= What is being asked =
Copy out the complete listing, word for word.

= Records about charts and figures =
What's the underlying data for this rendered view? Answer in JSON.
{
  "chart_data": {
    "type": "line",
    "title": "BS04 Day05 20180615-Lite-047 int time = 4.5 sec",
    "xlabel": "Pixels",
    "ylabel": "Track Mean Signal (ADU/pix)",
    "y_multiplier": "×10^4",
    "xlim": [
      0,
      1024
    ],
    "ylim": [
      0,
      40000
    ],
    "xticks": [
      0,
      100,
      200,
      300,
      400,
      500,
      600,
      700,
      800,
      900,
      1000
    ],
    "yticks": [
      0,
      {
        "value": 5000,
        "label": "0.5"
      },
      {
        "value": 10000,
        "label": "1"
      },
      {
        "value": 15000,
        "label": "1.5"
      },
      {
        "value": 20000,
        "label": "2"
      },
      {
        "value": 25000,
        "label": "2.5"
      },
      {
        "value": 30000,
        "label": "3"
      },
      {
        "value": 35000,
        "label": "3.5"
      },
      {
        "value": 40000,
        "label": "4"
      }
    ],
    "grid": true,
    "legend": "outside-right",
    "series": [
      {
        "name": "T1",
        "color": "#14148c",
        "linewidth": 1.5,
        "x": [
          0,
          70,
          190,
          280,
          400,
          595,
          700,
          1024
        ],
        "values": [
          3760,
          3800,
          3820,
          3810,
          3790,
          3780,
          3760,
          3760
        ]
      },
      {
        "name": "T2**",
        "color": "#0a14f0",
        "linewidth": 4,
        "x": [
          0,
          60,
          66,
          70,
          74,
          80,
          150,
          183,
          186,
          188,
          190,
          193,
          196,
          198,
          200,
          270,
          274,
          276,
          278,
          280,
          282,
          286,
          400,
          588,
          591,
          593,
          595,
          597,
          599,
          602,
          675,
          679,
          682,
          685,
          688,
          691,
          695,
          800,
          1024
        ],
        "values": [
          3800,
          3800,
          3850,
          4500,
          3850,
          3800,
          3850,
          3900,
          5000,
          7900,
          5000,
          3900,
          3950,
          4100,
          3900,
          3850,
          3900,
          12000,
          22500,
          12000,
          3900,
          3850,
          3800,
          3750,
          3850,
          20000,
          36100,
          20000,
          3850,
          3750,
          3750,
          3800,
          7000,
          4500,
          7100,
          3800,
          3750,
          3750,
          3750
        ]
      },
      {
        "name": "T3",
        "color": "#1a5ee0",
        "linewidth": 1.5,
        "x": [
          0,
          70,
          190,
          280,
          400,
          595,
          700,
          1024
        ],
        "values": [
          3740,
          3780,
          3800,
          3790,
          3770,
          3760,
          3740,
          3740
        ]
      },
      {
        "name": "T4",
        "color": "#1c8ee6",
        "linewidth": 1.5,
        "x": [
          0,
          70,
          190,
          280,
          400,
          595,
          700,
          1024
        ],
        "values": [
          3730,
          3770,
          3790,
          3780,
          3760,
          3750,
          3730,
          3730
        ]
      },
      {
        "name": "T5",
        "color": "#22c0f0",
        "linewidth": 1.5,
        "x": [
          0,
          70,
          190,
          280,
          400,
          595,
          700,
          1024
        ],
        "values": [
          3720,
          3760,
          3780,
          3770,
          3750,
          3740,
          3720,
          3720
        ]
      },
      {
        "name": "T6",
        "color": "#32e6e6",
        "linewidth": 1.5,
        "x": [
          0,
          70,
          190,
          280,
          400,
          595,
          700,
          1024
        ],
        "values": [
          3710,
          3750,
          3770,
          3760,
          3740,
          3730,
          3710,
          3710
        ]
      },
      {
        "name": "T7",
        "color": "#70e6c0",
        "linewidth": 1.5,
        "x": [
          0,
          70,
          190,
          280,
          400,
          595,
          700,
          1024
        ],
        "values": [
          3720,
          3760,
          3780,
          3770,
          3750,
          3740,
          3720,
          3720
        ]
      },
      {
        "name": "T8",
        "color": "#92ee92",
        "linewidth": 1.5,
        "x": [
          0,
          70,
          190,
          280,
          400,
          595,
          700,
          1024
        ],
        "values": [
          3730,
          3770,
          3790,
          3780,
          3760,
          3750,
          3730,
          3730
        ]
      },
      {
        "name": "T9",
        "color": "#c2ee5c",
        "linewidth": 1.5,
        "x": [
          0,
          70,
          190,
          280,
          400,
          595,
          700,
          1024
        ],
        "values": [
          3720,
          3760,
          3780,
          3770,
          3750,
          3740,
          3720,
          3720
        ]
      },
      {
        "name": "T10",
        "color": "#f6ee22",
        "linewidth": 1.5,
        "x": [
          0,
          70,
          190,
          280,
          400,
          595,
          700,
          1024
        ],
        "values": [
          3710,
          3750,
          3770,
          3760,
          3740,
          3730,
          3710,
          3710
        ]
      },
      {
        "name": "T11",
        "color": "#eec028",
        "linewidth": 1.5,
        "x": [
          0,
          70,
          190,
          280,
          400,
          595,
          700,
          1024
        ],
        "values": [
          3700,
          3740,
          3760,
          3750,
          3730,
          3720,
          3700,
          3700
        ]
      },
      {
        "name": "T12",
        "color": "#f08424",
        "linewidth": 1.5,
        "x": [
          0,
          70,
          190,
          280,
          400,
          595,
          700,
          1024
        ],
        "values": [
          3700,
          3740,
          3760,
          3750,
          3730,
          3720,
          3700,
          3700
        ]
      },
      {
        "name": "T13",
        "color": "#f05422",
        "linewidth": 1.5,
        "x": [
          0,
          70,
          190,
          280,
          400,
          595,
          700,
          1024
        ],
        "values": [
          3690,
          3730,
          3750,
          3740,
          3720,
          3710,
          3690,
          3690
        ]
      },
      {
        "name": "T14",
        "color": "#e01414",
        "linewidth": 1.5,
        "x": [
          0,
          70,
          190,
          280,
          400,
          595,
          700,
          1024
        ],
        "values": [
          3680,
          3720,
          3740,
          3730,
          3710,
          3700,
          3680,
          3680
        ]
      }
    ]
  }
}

= Solution for this task =
What's the underlying data for this rendered view? Answer in JSON.
{
  "chart_data": {
    "type": "line",
    "title": "BS04 Day05 20180615-Lite-047 int time = 4.5 sec",
    "xlabel": "Pixels",
    "ylabel": "Track Mean Signal (ADU/pix)",
    "y_multiplier": "×10^4",
    "xlim": [
      0,
      1024
    ],
    "ylim": [
      0,
      40000
    ],
    "xticks": [
      0,
      100,
      200,
      300,
      400,
      500,
      600,
      700,
      800,
      900,
      1000
    ],
    "yticks": [
      0,
      {
        "value": 5000,
        "label": "0.5"
      },
      {
        "value": 10000,
        "label": "1"
      },
      {
        "value": 15000,
        "label": "1.5"
      },
      {
        "value": 20000,
        "label": "2"
      },
      {
        "value": 25000,
        "label": "2.5"
      },
      {
        "value": 30000,
        "label": "3"
      },
      {
        "value": 35000,
        "label": "3.5"
      },
      {
        "value": 40000,
        "label": "4"
      }
    ],
    "grid": true,
    "legend": "outside-right",
    "series": [
      {
        "name": "T1",
        "color": "#14148c",
        "linewidth": 1.5,
        "x": [
          0,
          70,
          190,
          280,
          400,
          595,
          700,
          1024
        ],
        "values": [
          3760,
          3800,
          3820,
          3810,
          3790,
          3780,
          3760,
          3760
        ]
      },
      {
        "name": "T2**",
        "color": "#0a14f0",
        "linewidth": 4,
        "x": [
          0,
          60,
          66,
          70,
          74,
          80,
          150,
          183,
          186,
          188,
          190,
          193,
          196,
          198,
          200,
          270,
          274,
          276,
          278,
          280,
          282,
          286,
          400,
          588,
          591,
          593,
          595,
          597,
          599,
          602,
          675,
          679,
          682,
          685,
          688,
          691,
          695,
          800,
          1024
        ],
        "values": [
          3800,
          3800,
          3850,
          4500,
          3850,
          3800,
          3850,
          3900,
          5000,
          7900,
          5000,
          3900,
          3950,
          4100,
          3900,
          3850,
          3900,
          12000,
          22500,
          12000,
          3900,
          3850,
          3800,
          3750,
          3850,
          20000,
          36100,
          20000,
          3850,
          3750,
          3750,
          3800,
          7000,
          4500,
          7100,
          3800,
          3750,
          3750,
          3750
        ]
      },
      {
        "name": "T3",
        "color": "#1a5ee0",
        "linewidth": 1.5,
        "x": [
          0,
          70,
          190,
          280,
          400,
          595,
          700,
          1024
        ],
        "values": [
          3740,
          3780,
          3800,
          3790,
          3770,
          3760,
          3740,
          3740
        ]
      },
      {
        "name": "T4",
        "color": "#1c8ee6",
        "linewidth": 1.5,
        "x": [
          0,
          70,
          190,
          280,
          400,
          595,
          700,
          1024
        ],
        "values": [
          3730,
          3770,
          3790,
          3780,
          3760,
          3750,
          3730,
          3730
        ]
      },
      {
        "name": "T5",
        "color": "#22c0f0",
        "linewidth": 1.5,
        "x": [
          0,
          70,
          190,
          280,
          400,
          595,
          700,
          1024
        ],
        "values": [
          3720,
          3760,
          3780,
          3770,
          3750,
          3740,
          3720,
          3720
        ]
      },
      {
        "name": "T6",
        "color": "#32e6e6",
        "linewidth": 1.5,
        "x": [
          0,
          70,
          190,
          280,
          400,
          595,
          700,
          1024
        ],
        "values": [
          3710,
          3750,
          3770,
          3760,
          3740,
          3730,
          3710,
          3710
        ]
      },
      {
        "name": "T7",
        "color": "#70e6c0",
        "linewidth": 1.5,
        "x": [
          0,
          70,
          190,
          280,
          400,
          595,
          700,
          1024
        ],
        "values": [
          3720,
          3760,
          3780,
          3770,
          3750,
          3740,
          3720,
          3720
        ]
      },
      {
        "name": "T8",
        "color": "#92ee92",
        "linewidth": 1.5,
        "x": [
          0,
          70,
          190,
          280,
          400,
          595,
          700,
          1024
        ],
        "values": [
          3730,
          3770,
          3790,
          3780,
          3760,
          3750,
          3730,
          3730
        ]
      },
      {
        "name": "T9",
        "color": "#c2ee5c",
        "linewidth": 1.5,
        "x": [
          0,
          70,
          190,
          280,
          400,
          595,
          700,
          1024
        ],
        "values": [
          3720,
          3760,
          3780,
          3770,
          3750,
          3740,
          3720,
          3720
        ]
      },
      {
        "name": "T10",
        "color": "#f6ee22",
        "linewidth": 1.5,
        "x": [
          0,
          70,
          190,
          280,
          400,
          595,
          700,
          1024
        ],
        "values": [
          3710,
          3750,
          3770,
          3760,
          3740,
          3730,
          3710,
          3710
        ]
      },
      {
        "name": "T11",
        "color": "#eec028",
        "linewidth": 1.5,
        "x": [
          0,
          70,
          190,
          280,
          400,
          595,
          700,
          1024
        ],
        "values": [
          3700,
          3740,
          3760,
          3750,
          3730,
          3720,
          3700,
          3700
        ]
      },
      {
        "name": "T12",
        "color": "#f08424",
        "linewidth": 1.5,
        "x": [
          0,
          70,
          190,
          280,
          400,
          595,
          700,
          1024
        ],
        "values": [
          3700,
          3740,
          3760,
          3750,
          3730,
          3720,
          3700,
          3700
        ]
      },
      {
        "name": "T13",
        "color": "#f05422",
        "linewidth": 1.5,
        "x": [
          0,
          70,
          190,
          280,
          400,
          595,
          700,
          1024
        ],
        "values": [
          3690,
          3730,
          3750,
          3740,
          3720,
          3710,
          3690,
          3690
        ]
      },
      {
        "name": "T14",
        "color": "#e01414",
        "linewidth": 1.5,
        "x": [
          0,
          70,
          190,
          280,
          400,
          595,
          700,
          1024
        ],
        "values": [
          3680,
          3720,
          3740,
          3730,
          3710,
          3700,
          3680,
          3680
        ]
      }
    ]
  }
}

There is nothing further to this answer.